**Requirement**
Write out all of the entries exactly, please.
##### Extracted material
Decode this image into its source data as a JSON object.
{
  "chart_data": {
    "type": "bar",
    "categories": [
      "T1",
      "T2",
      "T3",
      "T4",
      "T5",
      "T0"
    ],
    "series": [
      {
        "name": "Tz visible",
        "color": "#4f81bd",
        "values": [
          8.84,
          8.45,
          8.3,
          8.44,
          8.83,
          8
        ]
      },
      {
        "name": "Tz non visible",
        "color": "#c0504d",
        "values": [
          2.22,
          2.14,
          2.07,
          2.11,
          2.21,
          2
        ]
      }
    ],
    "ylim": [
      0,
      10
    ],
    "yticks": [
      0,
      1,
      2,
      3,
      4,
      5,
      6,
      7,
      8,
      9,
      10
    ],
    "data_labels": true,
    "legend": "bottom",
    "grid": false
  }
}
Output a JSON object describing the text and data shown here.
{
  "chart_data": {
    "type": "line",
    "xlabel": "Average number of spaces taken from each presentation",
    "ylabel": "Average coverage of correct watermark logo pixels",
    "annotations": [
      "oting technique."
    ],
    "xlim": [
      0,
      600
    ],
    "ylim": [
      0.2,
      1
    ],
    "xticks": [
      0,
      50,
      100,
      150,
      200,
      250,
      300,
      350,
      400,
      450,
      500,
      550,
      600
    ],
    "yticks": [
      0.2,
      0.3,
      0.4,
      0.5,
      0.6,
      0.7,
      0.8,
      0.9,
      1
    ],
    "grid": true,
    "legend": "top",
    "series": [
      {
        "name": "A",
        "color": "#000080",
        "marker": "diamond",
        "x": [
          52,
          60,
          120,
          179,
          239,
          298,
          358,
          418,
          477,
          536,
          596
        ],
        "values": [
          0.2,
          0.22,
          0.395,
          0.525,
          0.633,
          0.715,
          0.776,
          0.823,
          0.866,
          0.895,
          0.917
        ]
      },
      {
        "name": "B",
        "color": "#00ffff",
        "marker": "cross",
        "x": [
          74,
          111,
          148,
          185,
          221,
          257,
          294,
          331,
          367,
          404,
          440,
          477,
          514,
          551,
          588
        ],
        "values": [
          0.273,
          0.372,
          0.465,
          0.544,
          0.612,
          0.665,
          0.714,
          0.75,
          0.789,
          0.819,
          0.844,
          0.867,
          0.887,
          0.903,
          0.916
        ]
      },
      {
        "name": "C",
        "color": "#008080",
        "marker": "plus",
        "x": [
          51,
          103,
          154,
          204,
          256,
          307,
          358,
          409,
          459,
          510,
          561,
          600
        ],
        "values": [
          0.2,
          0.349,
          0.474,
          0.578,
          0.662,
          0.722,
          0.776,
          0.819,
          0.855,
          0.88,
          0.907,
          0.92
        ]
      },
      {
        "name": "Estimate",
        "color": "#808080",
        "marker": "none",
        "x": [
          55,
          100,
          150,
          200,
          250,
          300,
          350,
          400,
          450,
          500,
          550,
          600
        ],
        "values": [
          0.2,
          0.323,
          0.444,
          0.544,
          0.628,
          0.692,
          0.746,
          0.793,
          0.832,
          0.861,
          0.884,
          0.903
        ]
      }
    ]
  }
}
##########
**Written response**
Decode this image into its source data as a JSON object.
{
  "chart_data": {
    "type": "bar",
    "categories": [
      "T1",
      "T2",
      "T3",
      "T4",
      "T5",
      "T0"
    ],
    "series": [
      {
        "name": "Tz visible",
        "color": "#4f81bd",
        "values": [
          8.84,
          8.45,
          8.3,
          8.44,
          8.83,
          8
        ]
      },
      {
        "name": "Tz non visible",
        "color": "#c0504d",
        "values": [
          2.22,
          2.14,
          2.07,
          2.11,
          2.21,
          2
        ]
      }
    ],
    "ylim": [
      0,
      10
    ],
    "yticks": [
      0,
      1,
      2,
      3,
      4,
      5,
      6,
      7,
      8,
      9,
      10
    ],
    "data_labels": true,
    "legend": "bottom",
    "grid": false
  }
}
Output a JSON object describing the text and data shown here.
{
  "chart_data": {
    "type": "line",
    "xlabel": "Average number of spaces taken from each presentation",
    "ylabel": "Average coverage of correct watermark logo pixels",
    "annotations": [
      "oting technique."
    ],
    "xlim": [
      0,
      600
    ],
    "ylim": [
      0.2,
      1
    ],
    "xticks": [
      0,
      50,
      100,
      150,
      200,
      250,
      300,
      350,
      400,
      450,
      500,
      550,
      600
    ],
    "yticks": [
      0.2,
      0.3,
      0.4,
      0.5,
      0.6,
      0.7,
      0.8,
      0.9,
      1
    ],
    "grid": true,
    "legend": "top",
    "series": [
      {
        "name": "A",
        "color": "#000080",
        "marker": "diamond",
        "x": [
          52,
          60,
          120,
          179,
          239,
          298,
          358,
          418,
          477,
          536,
          596
        ],
        "values": [
          0.2,
          0.22,
          0.395,
          0.525,
          0.633,
          0.715,
          0.776,
          0.823,
          0.866,
          0.895,
          0.917
        ]
      },
      {
        "name": "B",
        "color": "#00ffff",
        "marker": "cross",
        "x": [
          74,
          111,
          148,
          185,
          221,
          257,
          294,
          331,
          367,
          404,
          440,
          477,
          514,
          551,
          588
        ],
        "values": [
          0.273,
          0.372,
          0.465,
          0.544,
          0.612,
          0.665,
          0.714,
          0.75,
          0.789,
          0.819,
          0.844,
          0.867,
          0.887,
          0.903,
          0.916
        ]
      },
      {
        "name": "C",
        "color": "#008080",
        "marker": "plus",
        "x": [
          51,
          103,
          154,
          204,
          256,
          307,
          358,
          409,
          459,
          510,
          561,
          600
        ],
        "values": [
          0.2,
          0.349,
          0.474,
          0.578,
          0.662,
          0.722,
          0.776,
          0.819,
          0.855,
          0.88,
          0.907,
          0.92
        ]
      },
      {
        "name": "Estimate",
        "color": "#808080",
        "marker": "none",
        "x": [
          55,
          100,
          150,
          200,
          250,
          300,
          350,
          400,
          450,
          500,
          550,
          600
        ],
        "values": [
          0.2,
          0.323,
          0.444,
          0.544,
          0.628,
          0.692,
          0.746,
          0.793,
          0.832,
          0.861,
          0.884,
          0.903
        ]
      }
    ]
  }
}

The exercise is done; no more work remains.